Material for this task >>
+ + + + +
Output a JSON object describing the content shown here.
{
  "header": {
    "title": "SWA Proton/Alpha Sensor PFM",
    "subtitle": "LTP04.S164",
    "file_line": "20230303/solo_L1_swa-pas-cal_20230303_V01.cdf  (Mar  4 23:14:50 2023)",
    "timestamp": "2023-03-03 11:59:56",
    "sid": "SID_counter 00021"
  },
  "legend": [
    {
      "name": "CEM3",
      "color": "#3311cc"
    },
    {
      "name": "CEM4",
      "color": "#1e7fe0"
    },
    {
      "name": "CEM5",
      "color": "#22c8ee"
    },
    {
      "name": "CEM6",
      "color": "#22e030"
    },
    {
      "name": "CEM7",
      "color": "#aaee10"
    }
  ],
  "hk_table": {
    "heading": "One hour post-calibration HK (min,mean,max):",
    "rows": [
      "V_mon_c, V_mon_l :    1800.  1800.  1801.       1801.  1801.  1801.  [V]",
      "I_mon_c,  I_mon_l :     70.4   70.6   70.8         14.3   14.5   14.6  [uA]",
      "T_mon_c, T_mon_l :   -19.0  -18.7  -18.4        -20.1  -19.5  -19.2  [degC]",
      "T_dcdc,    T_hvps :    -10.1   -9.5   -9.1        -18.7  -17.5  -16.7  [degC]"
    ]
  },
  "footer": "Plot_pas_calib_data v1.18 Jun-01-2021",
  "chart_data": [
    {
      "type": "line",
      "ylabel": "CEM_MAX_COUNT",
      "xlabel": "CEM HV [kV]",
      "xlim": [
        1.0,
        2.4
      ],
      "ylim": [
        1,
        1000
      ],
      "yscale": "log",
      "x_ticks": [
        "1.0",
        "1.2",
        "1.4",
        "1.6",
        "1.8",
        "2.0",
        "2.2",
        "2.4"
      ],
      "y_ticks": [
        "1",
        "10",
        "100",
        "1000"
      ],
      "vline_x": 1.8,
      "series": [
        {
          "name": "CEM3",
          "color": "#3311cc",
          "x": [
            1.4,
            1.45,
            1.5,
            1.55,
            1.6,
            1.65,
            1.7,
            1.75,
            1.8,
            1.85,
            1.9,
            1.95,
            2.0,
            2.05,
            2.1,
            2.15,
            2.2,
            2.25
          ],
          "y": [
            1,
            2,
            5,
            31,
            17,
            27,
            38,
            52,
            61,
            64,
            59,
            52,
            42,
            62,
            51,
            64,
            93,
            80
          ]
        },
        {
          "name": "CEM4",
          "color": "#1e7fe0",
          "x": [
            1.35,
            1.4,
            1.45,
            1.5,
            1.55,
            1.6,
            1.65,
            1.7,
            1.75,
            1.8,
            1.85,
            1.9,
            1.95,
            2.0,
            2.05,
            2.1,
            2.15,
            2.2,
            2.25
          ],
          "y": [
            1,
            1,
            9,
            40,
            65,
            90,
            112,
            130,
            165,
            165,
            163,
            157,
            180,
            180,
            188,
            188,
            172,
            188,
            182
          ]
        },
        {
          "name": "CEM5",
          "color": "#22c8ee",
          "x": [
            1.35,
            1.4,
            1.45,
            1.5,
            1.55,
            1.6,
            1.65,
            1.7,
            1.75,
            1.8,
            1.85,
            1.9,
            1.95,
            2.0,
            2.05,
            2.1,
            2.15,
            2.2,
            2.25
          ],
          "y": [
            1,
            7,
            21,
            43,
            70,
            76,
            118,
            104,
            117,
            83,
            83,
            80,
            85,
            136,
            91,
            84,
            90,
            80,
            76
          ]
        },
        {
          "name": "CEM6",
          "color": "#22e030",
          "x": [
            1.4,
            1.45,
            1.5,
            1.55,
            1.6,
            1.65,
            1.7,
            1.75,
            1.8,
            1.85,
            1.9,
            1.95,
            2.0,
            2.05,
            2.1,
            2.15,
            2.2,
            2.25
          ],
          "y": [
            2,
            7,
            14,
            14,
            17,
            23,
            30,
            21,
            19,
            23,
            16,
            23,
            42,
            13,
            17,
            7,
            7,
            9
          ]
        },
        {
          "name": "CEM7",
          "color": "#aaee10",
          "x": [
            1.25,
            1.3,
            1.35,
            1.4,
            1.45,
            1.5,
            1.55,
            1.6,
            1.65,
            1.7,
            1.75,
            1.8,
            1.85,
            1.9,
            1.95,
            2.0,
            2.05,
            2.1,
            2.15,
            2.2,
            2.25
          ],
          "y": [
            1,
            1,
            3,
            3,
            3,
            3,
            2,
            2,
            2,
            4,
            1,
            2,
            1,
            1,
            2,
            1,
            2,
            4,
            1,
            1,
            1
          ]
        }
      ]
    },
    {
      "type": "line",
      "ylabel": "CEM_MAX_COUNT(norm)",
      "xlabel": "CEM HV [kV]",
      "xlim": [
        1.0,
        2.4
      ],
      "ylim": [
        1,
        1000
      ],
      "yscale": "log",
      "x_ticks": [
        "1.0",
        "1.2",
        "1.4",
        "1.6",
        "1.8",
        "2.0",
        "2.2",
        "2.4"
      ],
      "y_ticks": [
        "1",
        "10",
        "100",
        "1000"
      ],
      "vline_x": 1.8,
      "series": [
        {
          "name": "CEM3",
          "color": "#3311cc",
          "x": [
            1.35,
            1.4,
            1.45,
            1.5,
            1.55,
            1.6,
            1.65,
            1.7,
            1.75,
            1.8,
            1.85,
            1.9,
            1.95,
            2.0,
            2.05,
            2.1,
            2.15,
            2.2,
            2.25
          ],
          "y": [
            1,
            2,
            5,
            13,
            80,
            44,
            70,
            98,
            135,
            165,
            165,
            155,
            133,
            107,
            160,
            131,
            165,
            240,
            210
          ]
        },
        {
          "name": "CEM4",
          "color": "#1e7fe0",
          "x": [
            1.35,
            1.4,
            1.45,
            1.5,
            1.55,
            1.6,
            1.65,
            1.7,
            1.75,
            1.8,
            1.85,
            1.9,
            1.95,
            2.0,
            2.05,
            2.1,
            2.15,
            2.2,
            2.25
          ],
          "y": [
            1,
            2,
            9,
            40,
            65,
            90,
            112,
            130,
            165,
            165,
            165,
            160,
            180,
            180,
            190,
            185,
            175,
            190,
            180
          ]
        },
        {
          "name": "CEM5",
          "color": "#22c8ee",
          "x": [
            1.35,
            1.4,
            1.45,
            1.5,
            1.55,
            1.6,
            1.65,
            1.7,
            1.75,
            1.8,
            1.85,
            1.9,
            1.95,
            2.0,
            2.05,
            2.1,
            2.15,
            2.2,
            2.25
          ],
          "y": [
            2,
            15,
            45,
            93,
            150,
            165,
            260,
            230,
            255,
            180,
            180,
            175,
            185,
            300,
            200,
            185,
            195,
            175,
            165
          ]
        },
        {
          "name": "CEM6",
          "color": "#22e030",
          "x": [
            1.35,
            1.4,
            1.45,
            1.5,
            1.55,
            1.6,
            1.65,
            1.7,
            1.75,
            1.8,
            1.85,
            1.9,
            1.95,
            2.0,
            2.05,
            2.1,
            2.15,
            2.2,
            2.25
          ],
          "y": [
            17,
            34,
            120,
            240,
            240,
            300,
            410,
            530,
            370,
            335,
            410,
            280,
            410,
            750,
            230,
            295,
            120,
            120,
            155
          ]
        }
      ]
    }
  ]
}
+ + + + +
Do this >>
Scan the listing above for the word "degC" and show each line where it is found.

Answer to the problem >>
      "T_mon_c, T_mon_l :   -19.0  -18.7  -18.4        -20.1  -19.5  -19.2  [degC]",
      "T_dcdc,    T_hvps :    -10.1   -9.5   -9.1        -18.7  -17.5  -16.7  [degC]"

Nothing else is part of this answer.